[Collected data]
========================================================================

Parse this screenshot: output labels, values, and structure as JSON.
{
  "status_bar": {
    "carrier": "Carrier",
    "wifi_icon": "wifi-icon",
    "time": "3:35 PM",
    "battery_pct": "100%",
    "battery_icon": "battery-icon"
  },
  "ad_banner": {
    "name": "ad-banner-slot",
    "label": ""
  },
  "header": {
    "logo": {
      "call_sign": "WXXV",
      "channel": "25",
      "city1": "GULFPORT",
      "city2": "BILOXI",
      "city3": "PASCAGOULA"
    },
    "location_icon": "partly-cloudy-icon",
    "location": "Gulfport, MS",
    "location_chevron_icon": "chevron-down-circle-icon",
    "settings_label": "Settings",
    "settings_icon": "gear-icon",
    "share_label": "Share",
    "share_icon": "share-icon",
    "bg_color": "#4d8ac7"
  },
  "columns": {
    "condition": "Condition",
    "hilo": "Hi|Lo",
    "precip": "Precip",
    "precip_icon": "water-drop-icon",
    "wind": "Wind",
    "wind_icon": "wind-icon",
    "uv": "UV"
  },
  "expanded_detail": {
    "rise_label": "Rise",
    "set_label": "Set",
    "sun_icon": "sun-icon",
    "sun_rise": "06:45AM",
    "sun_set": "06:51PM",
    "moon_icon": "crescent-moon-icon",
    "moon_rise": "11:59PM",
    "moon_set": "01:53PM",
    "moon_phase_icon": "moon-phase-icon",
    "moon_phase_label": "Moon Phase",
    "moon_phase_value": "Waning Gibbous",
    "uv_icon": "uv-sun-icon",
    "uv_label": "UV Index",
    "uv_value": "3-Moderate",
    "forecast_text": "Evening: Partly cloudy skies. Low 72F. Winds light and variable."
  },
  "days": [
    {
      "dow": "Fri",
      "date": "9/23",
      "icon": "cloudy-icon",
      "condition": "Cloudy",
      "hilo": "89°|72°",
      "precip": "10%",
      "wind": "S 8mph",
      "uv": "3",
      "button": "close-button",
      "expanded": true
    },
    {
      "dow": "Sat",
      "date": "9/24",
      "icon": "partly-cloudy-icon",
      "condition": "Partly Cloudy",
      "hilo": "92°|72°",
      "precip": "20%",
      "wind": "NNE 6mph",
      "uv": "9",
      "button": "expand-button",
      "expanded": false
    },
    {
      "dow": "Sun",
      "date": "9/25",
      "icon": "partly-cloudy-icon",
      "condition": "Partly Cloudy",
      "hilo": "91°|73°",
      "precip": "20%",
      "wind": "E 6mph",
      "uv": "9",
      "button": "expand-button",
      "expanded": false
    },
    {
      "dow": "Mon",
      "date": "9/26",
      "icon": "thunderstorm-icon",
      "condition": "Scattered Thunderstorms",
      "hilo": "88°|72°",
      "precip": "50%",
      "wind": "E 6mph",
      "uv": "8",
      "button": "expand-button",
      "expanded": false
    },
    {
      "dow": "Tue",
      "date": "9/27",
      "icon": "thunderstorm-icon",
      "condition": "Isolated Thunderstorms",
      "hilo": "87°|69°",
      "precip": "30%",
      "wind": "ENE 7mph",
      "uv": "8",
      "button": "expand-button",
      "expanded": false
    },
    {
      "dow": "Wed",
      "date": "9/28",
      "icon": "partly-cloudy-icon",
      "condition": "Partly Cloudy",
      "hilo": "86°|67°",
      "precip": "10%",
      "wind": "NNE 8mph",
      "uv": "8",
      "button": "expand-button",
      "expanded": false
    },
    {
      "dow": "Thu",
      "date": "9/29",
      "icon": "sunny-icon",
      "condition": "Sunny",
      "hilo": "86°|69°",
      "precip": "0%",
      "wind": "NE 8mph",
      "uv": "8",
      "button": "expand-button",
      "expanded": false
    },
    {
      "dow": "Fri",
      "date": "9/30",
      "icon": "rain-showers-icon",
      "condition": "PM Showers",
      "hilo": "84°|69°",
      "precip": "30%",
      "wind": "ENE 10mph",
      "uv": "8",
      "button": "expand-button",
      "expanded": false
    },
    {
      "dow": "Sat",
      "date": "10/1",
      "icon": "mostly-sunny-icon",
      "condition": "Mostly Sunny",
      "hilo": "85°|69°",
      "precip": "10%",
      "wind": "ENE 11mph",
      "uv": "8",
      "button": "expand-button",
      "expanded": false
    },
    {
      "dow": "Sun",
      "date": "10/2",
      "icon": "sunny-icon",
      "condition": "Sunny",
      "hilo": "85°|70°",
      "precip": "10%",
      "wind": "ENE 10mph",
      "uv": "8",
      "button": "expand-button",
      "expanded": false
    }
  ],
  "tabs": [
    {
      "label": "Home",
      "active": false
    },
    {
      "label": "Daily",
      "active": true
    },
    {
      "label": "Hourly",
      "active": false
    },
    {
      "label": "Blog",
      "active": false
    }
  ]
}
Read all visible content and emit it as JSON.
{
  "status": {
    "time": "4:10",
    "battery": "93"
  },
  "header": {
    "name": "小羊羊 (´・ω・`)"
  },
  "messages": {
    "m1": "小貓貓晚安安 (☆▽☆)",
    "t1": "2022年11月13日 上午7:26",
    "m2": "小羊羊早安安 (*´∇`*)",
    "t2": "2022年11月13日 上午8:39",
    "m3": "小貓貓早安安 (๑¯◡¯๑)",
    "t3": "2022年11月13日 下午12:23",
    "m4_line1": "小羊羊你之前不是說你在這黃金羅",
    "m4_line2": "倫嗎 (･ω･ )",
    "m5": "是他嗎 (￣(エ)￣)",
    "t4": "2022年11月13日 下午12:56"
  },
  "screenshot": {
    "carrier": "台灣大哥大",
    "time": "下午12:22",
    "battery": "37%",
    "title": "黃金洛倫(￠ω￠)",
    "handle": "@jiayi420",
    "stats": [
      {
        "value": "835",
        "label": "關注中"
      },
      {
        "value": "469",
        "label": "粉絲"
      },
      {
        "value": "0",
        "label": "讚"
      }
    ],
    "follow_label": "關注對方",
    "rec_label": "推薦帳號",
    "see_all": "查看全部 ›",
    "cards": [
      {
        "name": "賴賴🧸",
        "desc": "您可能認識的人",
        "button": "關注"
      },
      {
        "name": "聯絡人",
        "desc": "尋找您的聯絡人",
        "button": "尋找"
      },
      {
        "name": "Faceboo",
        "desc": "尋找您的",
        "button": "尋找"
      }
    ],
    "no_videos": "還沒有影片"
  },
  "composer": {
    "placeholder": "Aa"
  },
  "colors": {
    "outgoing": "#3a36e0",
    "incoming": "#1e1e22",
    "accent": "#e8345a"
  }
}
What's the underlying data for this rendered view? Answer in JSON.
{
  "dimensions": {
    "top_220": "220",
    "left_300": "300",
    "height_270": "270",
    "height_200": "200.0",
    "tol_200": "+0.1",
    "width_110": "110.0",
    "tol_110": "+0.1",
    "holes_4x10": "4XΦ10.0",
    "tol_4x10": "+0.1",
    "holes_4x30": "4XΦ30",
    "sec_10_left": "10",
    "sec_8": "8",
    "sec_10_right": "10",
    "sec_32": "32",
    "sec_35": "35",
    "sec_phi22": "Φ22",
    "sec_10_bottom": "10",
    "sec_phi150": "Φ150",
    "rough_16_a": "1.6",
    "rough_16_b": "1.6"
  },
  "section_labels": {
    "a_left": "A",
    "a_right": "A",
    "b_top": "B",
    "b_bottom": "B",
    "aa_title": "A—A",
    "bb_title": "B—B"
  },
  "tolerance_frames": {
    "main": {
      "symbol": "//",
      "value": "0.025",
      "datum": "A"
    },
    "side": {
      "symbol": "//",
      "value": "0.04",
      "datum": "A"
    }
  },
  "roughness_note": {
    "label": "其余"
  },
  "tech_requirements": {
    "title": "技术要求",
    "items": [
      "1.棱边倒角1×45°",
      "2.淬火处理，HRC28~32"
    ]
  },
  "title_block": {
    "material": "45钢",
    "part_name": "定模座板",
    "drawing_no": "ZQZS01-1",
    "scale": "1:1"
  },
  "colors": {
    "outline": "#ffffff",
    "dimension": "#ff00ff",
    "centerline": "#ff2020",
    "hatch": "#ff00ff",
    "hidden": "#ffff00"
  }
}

========================================================================

Exercise task: Identify each line holding the string "this", and copy it out.

Response:
Parse this screenshot: output labels, values, and structure as JSON.
What's the underlying data for this rendered view? Answer in JSON.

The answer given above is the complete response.